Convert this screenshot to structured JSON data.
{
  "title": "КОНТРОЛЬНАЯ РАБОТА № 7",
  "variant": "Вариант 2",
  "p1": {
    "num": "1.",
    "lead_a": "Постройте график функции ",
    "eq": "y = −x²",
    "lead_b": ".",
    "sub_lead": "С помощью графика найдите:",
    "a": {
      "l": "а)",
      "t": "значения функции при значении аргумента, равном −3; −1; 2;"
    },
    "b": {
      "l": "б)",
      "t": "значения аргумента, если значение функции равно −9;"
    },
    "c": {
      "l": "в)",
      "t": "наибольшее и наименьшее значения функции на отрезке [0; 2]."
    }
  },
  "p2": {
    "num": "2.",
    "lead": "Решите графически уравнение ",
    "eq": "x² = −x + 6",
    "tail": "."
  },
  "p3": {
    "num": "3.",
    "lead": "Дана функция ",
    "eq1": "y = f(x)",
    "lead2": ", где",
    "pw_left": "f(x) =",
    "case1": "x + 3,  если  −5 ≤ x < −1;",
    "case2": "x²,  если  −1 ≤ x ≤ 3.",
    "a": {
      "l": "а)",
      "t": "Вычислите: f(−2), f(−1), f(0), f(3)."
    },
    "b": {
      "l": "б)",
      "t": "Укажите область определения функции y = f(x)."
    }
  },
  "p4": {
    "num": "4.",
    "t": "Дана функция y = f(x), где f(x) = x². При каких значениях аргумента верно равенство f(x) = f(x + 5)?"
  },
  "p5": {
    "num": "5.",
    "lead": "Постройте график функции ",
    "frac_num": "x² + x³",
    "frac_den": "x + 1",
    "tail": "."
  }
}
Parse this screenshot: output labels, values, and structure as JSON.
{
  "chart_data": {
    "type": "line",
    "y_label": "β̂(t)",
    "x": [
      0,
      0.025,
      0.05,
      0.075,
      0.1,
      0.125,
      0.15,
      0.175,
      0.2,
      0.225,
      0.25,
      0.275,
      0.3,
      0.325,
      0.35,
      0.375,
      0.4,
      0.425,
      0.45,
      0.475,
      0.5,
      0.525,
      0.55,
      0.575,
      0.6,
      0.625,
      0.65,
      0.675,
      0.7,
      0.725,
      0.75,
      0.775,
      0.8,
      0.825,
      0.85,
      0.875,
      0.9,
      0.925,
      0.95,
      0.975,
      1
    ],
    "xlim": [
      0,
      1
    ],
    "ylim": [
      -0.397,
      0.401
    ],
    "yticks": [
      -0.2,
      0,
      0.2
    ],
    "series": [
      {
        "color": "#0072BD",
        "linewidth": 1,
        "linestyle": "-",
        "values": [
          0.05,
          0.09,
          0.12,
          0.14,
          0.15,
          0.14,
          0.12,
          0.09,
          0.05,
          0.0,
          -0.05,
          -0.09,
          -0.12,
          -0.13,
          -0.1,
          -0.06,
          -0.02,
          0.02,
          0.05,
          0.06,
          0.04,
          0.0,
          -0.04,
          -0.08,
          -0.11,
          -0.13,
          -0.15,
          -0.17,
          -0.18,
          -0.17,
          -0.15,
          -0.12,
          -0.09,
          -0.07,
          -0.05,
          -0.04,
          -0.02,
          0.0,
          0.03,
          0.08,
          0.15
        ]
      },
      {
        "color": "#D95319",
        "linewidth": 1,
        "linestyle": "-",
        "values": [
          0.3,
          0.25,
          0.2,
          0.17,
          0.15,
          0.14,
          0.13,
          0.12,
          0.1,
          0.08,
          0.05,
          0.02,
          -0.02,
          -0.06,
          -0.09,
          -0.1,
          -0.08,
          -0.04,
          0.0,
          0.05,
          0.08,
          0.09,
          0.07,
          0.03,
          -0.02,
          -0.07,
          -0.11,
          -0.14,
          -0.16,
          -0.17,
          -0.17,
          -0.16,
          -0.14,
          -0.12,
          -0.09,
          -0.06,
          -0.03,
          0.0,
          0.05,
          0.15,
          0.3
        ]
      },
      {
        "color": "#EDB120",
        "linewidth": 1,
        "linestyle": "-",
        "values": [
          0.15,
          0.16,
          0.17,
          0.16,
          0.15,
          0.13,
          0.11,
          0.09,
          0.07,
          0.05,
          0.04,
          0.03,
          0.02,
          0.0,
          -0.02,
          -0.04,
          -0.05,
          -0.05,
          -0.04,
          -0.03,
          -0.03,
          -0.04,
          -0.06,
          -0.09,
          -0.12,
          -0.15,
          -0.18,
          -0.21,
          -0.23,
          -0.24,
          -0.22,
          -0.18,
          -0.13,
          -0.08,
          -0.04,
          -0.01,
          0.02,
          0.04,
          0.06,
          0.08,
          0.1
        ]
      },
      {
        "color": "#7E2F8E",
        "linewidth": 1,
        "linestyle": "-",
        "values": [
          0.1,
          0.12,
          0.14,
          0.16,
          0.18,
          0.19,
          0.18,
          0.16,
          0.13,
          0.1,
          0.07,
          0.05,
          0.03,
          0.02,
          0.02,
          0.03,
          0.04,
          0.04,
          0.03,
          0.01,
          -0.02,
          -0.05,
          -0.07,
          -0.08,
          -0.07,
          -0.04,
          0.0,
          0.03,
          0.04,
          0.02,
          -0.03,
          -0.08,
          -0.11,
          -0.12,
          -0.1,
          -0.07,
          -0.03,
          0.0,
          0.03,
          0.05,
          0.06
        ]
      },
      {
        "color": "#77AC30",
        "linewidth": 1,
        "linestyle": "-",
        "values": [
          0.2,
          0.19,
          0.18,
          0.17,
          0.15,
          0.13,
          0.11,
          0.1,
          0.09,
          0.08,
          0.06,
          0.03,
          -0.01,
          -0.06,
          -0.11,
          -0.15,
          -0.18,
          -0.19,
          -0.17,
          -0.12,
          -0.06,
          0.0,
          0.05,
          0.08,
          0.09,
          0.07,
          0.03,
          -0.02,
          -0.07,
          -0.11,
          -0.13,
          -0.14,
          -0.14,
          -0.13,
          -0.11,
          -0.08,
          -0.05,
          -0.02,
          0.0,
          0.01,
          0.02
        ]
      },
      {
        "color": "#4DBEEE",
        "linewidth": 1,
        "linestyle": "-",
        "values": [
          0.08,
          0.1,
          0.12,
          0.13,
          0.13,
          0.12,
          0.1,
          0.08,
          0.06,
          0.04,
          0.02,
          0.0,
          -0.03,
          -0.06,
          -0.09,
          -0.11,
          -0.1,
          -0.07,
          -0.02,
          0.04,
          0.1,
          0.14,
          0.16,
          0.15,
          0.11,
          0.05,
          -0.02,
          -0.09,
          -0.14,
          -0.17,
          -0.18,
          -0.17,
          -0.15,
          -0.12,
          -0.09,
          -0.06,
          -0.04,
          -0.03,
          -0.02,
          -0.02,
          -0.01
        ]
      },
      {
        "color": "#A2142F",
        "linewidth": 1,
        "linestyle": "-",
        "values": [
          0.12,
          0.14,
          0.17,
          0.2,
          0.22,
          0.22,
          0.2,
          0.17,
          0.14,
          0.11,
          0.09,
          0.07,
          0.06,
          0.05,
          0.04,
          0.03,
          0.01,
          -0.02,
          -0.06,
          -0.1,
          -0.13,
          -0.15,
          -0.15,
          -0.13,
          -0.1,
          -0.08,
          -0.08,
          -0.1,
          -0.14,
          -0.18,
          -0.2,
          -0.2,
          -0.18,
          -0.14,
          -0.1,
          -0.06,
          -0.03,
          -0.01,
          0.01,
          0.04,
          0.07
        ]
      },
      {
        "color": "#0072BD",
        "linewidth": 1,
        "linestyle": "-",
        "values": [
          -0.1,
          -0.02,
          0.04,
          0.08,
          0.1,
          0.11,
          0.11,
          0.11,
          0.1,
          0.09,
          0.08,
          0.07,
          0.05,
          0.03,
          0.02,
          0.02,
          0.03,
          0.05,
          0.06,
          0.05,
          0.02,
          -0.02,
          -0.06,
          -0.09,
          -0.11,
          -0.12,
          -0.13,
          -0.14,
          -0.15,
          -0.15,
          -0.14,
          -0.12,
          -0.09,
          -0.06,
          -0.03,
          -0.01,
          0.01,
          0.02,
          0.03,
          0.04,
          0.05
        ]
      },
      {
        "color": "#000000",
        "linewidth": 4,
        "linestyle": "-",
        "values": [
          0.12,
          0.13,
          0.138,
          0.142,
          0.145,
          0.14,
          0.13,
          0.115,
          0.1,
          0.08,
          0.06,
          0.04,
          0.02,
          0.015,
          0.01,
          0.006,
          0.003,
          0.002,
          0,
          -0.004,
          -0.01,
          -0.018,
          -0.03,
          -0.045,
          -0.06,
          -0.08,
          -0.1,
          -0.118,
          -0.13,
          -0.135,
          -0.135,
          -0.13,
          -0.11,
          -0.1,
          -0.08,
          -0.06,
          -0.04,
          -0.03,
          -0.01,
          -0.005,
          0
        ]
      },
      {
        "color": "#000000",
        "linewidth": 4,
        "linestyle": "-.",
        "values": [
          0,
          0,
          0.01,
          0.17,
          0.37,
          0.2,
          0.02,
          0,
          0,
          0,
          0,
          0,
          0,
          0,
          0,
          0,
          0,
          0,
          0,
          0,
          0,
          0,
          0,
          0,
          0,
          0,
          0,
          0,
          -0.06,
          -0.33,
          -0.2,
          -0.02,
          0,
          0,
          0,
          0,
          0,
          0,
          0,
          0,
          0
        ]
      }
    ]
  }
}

··········

> **YOUR TASK**: Using the entries above, return each line in which the word "аргумента" occurs.

> **WORKED SOLUTION**:
      "t": "значения функции при значении аргумента, равном −3; −1; 2;"
      "t": "значения аргумента, если значение функции равно −9;"
    "t": "Дана функция y = f(x), где f(x) = x². При каких значениях аргумента верно равенство f(x) = f(x + 5)?"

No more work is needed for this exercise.